Task
Look below and pull out each line with the word "screenshot".

[Stored data]
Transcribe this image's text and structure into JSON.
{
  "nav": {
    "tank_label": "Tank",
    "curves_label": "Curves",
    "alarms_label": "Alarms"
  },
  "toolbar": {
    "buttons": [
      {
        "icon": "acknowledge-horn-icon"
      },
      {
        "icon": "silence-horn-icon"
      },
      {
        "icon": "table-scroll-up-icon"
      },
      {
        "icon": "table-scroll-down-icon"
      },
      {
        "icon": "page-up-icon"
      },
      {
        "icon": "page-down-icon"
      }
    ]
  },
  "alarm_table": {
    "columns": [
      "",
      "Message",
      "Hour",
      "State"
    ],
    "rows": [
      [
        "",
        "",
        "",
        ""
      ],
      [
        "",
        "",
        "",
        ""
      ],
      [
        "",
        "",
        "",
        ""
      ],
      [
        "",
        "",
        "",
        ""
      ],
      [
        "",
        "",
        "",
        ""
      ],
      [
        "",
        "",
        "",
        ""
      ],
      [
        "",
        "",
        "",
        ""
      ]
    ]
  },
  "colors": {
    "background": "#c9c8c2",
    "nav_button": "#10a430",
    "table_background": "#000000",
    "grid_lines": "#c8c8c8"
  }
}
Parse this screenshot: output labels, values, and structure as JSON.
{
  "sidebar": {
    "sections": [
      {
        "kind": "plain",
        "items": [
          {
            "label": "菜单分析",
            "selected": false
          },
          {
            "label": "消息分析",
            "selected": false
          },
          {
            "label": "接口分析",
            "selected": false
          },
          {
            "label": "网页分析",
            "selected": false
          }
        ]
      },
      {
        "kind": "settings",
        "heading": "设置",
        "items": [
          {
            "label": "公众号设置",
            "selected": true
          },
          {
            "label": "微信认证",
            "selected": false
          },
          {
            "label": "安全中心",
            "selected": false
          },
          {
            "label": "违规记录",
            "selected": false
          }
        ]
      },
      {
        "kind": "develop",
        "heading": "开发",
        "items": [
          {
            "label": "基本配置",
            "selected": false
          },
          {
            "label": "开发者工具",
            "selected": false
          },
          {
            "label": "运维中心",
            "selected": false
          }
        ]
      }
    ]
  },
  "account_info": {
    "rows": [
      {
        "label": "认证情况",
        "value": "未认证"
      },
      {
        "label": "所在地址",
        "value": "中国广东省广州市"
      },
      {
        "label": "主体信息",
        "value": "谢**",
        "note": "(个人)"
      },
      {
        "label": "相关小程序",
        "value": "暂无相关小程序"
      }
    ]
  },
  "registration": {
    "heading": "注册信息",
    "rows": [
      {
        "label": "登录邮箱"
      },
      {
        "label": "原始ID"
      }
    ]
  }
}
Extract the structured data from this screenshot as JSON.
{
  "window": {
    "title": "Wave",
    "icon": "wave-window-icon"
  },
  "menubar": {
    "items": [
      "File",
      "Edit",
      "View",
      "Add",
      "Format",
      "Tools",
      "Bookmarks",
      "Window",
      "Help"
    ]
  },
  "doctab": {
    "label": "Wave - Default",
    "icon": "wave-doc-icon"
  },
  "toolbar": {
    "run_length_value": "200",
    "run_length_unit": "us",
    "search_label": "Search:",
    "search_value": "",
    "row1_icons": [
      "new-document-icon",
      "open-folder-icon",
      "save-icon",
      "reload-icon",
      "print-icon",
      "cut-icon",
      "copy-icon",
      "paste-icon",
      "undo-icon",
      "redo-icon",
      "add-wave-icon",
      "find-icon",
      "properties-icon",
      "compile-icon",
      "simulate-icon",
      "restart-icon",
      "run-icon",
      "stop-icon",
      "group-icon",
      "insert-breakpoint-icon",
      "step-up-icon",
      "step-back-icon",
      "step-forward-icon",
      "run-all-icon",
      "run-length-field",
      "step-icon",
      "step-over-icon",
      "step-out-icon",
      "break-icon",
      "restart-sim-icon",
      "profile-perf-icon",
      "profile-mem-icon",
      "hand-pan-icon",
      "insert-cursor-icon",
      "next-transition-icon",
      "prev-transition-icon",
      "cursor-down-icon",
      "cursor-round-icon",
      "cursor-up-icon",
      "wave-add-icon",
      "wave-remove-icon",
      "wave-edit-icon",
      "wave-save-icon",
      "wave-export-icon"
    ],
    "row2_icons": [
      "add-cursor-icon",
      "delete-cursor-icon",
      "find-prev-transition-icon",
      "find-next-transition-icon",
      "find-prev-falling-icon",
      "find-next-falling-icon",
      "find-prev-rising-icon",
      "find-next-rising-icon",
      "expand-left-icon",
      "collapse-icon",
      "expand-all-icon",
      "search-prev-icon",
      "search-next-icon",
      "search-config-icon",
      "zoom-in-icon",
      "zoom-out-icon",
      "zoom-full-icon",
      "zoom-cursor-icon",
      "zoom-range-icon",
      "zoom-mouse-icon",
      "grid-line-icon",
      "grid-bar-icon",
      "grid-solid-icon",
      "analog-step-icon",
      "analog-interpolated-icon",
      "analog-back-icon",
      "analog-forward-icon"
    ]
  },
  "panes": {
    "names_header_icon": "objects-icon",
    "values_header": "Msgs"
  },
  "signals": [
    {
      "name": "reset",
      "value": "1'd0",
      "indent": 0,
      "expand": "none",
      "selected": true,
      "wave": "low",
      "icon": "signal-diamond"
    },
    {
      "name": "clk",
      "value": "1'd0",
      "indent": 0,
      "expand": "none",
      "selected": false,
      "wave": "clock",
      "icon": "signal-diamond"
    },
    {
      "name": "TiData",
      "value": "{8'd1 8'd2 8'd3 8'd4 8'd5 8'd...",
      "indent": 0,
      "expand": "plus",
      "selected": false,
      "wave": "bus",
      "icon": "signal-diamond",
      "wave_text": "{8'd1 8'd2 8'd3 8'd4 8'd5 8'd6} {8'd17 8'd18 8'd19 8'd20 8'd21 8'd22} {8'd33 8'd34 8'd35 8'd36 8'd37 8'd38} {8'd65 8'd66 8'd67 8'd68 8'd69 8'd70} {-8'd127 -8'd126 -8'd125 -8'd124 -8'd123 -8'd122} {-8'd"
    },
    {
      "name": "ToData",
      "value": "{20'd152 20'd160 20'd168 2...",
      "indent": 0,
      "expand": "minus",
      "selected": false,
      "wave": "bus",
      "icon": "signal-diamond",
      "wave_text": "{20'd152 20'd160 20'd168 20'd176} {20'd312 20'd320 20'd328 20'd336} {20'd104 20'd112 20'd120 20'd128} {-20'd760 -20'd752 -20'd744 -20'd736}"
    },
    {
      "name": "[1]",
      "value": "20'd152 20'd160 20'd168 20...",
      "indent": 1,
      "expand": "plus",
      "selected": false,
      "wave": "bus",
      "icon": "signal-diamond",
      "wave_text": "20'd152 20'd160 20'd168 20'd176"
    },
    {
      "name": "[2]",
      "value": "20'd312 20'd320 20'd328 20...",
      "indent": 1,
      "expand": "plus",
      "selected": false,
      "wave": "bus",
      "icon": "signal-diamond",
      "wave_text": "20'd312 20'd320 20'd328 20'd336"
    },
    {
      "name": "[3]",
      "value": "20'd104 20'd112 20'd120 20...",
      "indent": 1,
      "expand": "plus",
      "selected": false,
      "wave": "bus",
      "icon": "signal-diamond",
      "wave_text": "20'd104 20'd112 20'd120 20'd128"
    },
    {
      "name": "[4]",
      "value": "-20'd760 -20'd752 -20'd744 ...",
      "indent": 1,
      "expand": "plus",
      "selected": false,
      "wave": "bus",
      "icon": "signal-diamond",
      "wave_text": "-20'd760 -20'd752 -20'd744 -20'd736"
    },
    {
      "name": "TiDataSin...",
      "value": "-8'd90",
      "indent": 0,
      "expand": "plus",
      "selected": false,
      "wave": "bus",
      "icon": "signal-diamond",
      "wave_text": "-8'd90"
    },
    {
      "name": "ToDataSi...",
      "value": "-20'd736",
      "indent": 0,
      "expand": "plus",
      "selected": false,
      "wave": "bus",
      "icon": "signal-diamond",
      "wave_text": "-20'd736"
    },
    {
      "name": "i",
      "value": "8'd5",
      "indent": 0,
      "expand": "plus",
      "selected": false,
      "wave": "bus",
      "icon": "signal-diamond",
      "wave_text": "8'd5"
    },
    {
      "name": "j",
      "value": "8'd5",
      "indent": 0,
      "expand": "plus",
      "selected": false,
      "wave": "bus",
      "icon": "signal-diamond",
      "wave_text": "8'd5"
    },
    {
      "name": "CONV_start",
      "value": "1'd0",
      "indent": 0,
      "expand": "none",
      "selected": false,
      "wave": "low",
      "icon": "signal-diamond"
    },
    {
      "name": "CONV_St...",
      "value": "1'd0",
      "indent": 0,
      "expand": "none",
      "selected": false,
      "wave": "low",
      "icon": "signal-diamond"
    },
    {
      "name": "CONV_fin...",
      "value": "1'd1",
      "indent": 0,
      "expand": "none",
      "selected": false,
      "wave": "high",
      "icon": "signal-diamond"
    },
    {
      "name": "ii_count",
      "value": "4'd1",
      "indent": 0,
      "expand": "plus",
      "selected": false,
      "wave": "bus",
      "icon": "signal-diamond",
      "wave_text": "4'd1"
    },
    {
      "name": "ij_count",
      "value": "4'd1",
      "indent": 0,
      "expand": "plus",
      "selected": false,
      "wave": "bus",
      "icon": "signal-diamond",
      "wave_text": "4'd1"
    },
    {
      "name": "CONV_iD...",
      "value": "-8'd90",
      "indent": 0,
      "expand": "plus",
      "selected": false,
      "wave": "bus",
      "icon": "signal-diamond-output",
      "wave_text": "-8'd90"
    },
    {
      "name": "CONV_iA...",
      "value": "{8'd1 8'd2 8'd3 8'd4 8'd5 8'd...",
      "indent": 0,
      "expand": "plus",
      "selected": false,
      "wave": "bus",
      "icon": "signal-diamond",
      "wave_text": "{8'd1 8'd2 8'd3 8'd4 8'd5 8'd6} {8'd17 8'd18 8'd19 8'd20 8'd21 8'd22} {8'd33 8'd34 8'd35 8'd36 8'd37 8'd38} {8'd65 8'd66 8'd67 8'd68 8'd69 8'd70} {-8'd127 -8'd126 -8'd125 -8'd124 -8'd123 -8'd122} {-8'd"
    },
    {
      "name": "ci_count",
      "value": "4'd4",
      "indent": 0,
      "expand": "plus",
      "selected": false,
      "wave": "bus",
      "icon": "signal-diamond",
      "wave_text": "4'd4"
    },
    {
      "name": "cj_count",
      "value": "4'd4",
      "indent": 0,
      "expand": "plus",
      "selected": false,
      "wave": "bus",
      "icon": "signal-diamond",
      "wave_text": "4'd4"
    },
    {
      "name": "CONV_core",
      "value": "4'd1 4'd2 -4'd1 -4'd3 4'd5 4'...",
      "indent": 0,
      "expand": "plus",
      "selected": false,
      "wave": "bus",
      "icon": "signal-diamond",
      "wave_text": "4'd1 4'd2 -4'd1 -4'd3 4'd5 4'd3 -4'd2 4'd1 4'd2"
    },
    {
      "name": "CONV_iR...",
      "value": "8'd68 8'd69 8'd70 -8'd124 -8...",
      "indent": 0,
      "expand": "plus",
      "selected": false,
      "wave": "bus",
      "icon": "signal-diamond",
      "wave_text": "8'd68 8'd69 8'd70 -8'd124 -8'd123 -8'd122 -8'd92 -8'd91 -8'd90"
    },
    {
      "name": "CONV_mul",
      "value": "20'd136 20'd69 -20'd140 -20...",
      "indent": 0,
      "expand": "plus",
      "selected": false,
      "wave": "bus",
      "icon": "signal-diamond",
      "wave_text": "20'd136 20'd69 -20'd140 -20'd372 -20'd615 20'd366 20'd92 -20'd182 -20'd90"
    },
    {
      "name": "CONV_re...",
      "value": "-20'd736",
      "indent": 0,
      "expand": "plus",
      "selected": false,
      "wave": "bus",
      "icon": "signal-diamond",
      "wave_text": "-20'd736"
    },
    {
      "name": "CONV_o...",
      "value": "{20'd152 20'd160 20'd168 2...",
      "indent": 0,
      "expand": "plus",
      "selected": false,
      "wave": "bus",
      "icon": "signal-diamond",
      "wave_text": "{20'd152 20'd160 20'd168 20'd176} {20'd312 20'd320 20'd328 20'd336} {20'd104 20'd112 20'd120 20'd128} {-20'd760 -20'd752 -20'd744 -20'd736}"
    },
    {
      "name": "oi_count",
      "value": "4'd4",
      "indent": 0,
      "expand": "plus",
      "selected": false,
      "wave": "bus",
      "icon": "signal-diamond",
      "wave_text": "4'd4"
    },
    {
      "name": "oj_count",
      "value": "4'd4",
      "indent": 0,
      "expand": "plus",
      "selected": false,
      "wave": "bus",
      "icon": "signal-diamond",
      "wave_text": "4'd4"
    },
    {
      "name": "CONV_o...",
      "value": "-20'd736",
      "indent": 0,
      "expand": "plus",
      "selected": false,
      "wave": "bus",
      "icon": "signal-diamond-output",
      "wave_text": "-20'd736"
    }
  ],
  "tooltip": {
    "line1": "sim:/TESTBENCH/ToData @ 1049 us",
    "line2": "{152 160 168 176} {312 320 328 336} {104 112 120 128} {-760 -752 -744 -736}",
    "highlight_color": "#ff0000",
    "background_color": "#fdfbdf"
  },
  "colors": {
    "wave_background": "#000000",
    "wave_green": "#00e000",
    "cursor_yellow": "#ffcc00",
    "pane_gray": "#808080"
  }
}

Full answer
Parse this screenshot: output labels, values, and structure as JSON.
Extract the structured data from this screenshot as JSON.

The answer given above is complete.